* _Stated exercise_
Find all lines in the records that include the word "JSON", and copy them out.

* _Supplied records_

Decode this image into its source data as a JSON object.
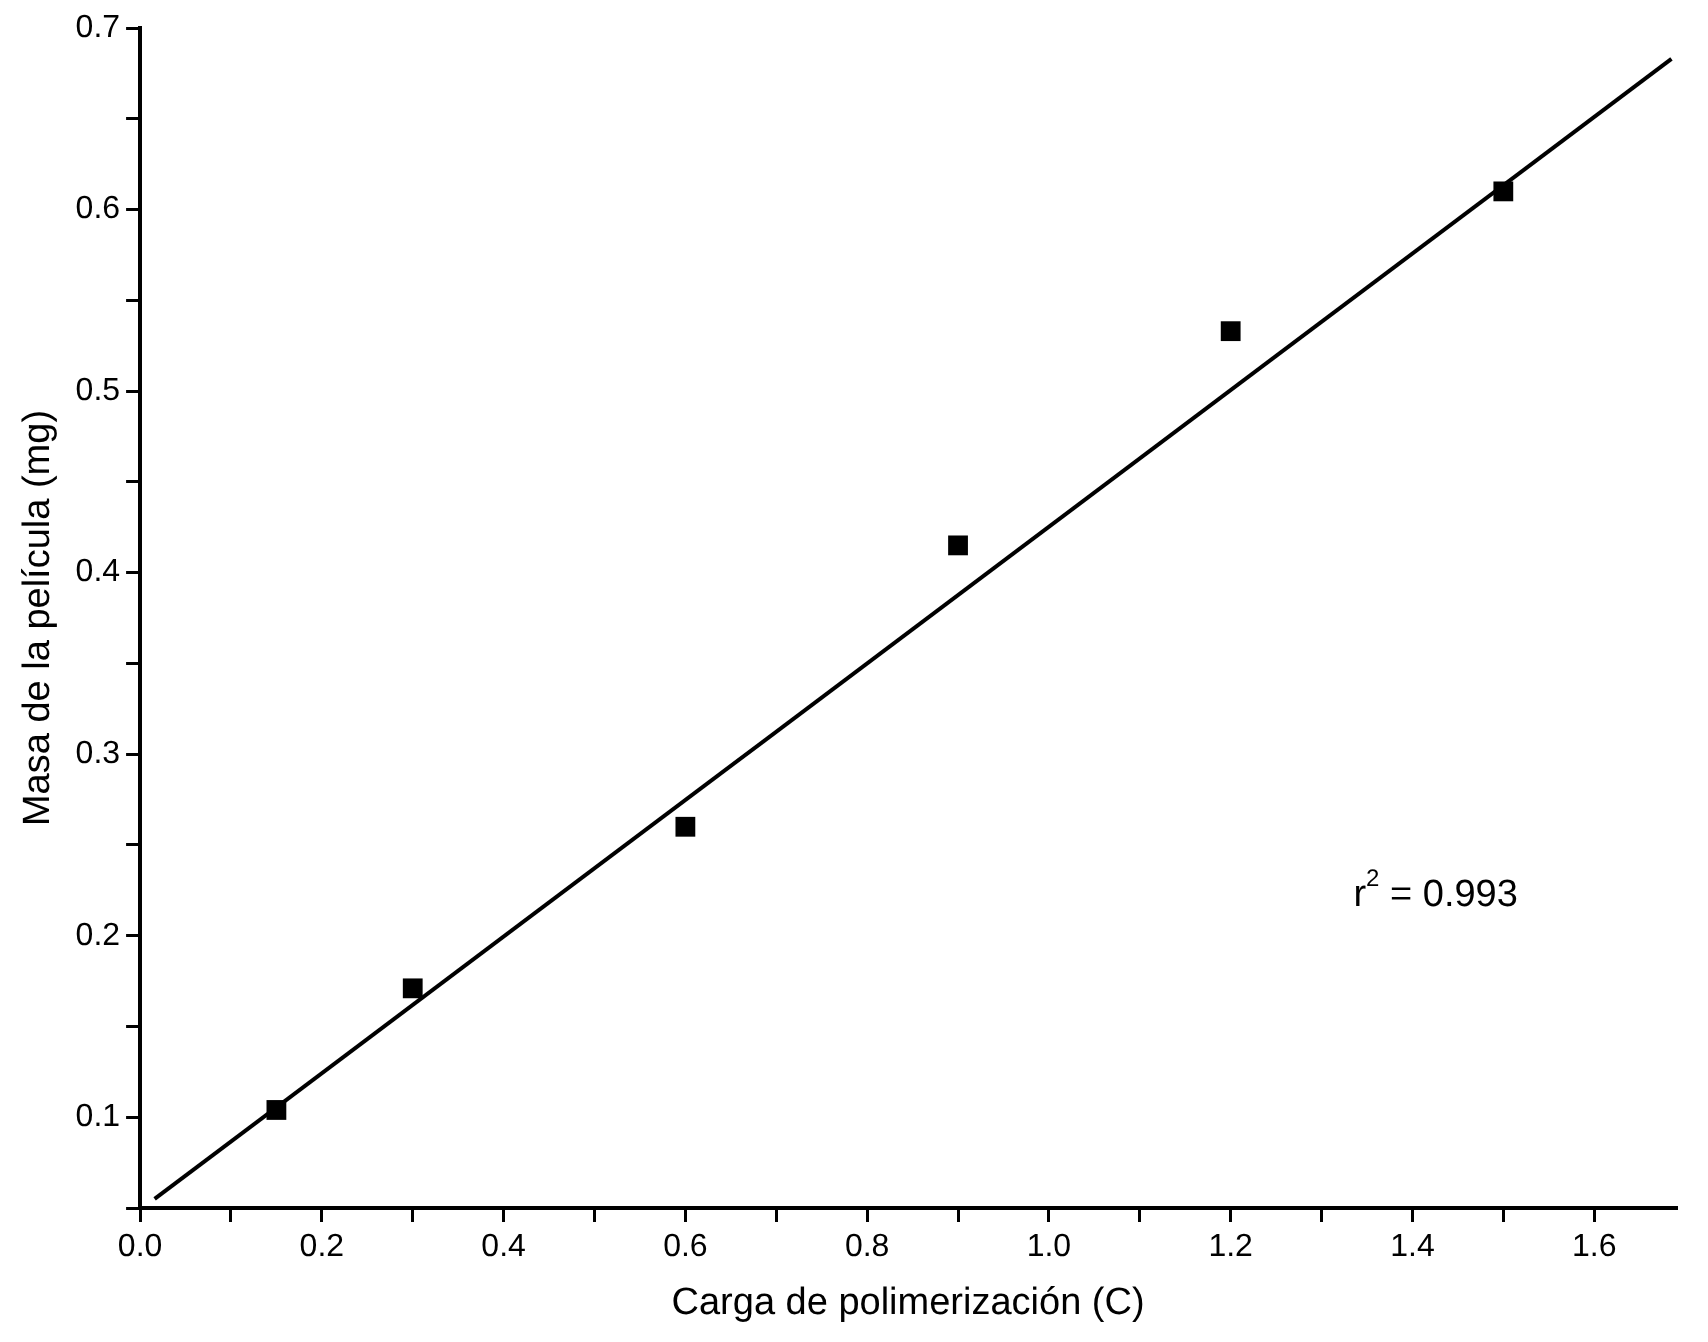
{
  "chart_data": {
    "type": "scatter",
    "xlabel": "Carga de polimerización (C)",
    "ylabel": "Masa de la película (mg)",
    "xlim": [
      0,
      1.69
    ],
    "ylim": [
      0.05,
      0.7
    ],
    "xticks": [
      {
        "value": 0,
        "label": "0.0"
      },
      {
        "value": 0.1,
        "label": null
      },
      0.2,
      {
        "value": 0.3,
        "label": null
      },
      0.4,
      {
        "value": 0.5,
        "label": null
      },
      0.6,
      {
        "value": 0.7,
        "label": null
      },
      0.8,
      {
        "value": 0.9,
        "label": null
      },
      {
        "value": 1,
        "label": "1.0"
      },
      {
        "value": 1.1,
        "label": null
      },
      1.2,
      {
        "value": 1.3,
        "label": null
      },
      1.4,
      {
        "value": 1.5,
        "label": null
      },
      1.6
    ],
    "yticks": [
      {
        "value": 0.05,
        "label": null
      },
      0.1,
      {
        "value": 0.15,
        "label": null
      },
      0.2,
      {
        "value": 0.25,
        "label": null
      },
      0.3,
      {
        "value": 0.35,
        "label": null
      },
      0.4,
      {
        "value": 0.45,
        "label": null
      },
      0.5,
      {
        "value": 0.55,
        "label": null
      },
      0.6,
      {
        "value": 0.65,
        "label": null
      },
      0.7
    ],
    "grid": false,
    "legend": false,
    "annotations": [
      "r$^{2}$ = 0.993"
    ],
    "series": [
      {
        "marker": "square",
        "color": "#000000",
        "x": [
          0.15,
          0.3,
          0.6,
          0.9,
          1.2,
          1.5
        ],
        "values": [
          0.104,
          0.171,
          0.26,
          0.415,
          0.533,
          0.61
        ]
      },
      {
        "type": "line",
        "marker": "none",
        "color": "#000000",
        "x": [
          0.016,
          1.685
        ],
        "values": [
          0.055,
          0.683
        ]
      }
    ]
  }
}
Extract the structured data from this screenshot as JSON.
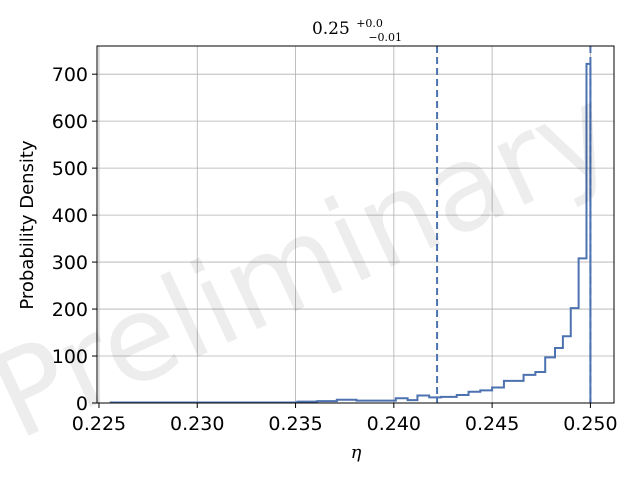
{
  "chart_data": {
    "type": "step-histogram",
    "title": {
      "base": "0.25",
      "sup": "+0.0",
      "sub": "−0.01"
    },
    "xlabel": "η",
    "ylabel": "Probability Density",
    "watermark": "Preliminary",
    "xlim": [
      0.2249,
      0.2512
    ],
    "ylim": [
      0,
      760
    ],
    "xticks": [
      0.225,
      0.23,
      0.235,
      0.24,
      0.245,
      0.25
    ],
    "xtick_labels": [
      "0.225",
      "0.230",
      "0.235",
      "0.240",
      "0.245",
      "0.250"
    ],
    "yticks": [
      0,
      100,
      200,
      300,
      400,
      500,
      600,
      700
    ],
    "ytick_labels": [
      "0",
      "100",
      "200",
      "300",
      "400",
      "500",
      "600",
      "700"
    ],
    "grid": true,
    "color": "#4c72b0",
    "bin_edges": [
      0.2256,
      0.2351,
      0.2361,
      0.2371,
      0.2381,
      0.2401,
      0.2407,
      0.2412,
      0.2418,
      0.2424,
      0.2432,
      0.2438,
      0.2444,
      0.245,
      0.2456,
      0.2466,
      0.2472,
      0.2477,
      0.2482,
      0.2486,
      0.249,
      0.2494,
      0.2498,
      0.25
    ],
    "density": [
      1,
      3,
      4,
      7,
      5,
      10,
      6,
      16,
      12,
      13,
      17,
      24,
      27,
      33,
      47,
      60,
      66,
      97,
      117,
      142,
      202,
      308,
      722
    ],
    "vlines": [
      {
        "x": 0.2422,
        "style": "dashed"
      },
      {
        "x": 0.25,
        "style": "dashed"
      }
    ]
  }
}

* _Complete answer_
Decode this image into its source data as a JSON object.
Extract the structured data from this screenshot as JSON.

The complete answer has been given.